>> BEGIN GIVEN RECORDS

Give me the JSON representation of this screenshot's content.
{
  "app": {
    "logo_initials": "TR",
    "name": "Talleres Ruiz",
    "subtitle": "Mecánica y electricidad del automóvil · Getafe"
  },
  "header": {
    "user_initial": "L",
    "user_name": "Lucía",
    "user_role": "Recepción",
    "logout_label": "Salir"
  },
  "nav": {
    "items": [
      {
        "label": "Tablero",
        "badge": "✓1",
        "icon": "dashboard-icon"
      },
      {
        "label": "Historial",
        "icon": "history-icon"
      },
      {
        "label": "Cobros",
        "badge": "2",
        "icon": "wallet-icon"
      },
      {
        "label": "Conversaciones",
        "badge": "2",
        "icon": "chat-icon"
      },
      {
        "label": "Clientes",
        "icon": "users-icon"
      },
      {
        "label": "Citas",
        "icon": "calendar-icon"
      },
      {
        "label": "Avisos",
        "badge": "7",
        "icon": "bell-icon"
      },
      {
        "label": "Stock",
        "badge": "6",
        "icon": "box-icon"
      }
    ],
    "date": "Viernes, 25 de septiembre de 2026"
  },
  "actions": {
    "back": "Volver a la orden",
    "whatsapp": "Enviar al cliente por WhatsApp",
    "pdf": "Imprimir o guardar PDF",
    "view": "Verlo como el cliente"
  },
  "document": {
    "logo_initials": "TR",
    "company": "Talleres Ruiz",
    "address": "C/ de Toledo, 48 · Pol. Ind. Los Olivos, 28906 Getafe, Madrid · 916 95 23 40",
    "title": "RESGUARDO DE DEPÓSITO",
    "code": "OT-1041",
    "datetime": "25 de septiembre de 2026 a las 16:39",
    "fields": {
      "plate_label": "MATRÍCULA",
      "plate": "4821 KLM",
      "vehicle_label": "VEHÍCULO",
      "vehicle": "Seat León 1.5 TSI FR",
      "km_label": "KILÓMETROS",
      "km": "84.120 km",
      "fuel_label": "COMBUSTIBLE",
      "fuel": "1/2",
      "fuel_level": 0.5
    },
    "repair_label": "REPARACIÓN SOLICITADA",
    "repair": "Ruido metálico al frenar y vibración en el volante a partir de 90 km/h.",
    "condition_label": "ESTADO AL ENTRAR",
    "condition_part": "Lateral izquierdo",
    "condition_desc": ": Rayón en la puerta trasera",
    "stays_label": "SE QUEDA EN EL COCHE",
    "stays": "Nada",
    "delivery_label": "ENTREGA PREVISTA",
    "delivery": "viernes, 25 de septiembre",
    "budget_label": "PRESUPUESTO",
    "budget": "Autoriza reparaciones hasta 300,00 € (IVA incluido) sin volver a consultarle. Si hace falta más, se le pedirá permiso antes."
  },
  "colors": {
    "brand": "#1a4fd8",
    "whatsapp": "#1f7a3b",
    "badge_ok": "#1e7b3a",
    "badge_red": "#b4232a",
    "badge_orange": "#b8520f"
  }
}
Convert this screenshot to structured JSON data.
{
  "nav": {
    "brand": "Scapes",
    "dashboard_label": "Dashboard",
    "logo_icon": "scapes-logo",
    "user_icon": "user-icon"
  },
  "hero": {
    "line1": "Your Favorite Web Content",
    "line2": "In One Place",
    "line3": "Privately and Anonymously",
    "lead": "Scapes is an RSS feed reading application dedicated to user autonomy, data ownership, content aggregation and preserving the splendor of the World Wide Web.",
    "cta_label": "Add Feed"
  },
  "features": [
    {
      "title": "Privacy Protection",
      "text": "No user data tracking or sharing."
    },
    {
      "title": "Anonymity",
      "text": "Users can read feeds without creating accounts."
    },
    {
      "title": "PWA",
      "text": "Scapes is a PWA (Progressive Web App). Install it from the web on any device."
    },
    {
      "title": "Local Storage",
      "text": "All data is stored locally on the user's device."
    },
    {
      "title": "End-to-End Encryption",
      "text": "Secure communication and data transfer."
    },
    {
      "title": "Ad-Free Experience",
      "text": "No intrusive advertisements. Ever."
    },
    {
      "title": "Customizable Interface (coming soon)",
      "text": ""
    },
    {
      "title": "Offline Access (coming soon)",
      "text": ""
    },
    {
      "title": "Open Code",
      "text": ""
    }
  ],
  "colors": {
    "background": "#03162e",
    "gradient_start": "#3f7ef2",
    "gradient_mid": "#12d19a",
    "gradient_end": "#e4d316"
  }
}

>> END GIVEN RECORDS

▸ WHAT IS ASKED
Scan the listing above for the word "Talleres" and copy every line that holds it.

▸ SOLUTION TO THIS TASK
    "name": "Talleres Ruiz",
    "company": "Talleres Ruiz",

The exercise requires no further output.